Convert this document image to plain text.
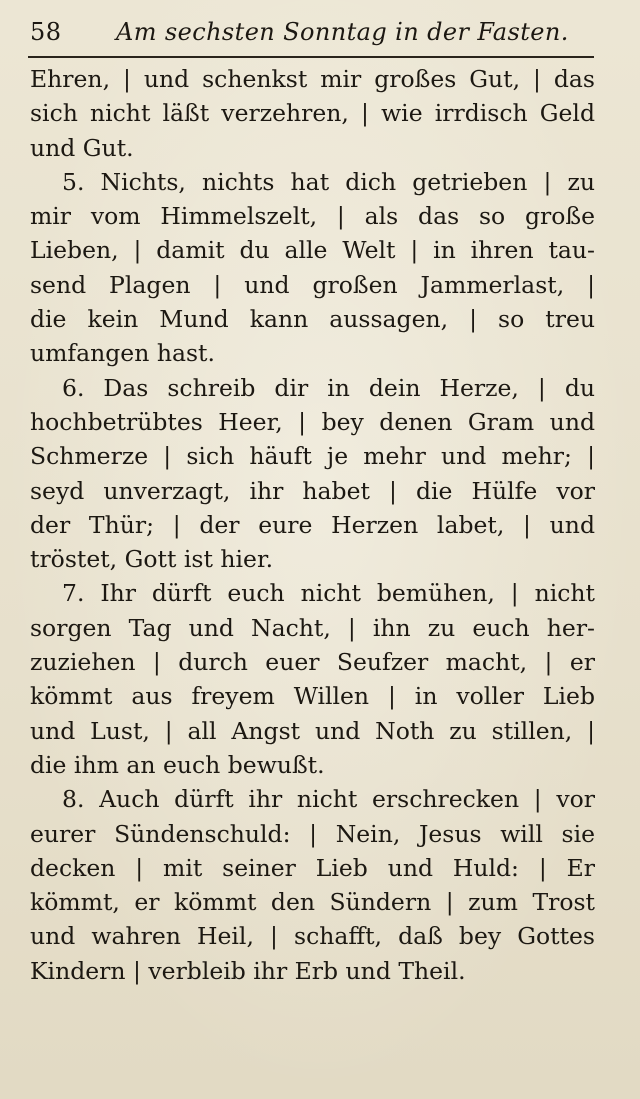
58 Am sechsten Sonntag in der Fasten.
Ehren, | und schenkst mir großes Gut, | das
sich nicht läßt verzehren, | wie irrdisch Geld
und Gut.
5. Nichts, nichts hat dich getrieben | zu
mir vom Himmelszelt, | als das so große
Lieben, | damit du alle Welt | in ihren tau-
send Plagen | und großen Jammerlast, |
die kein Mund kann aussagen, | so treu
umfangen hast.
6. Das schreib dir in dein Herze, | du
hochbetrübtes Heer, | bey denen Gram und
Schmerze | sich häuft je mehr und mehr; |
seyd unverzagt, ihr habet | die Hülfe vor
der Thür; | der eure Herzen labet, | und
tröstet, Gott ist hier.
7. Ihr dürft euch nicht bemühen, | nicht
sorgen Tag und Nacht, | ihn zu euch her-
zuziehen | durch euer Seufzer macht, | er
kömmt aus freyem Willen | in voller Lieb
und Lust, | all Angst und Noth zu stillen, |
die ihm an euch bewußt.
8. Auch dürft ihr nicht erschrecken | vor
eurer Sündenschuld: | Nein, Jesus will sie
decken | mit seiner Lieb und Huld: | Er
kömmt, er kömmt den Sündern | zum Trost
und wahren Heil, | schafft, daß bey Gottes
Kindern | verbleib ihr Erb und Theil.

################

▶ The task: Collect each line of the entries that has the word "sich", copying it in full.

▶ Exercise response:
sich nicht läßt verzehren, | wie irrdisch Geld
Schmerze | sich häuft je mehr und mehr; |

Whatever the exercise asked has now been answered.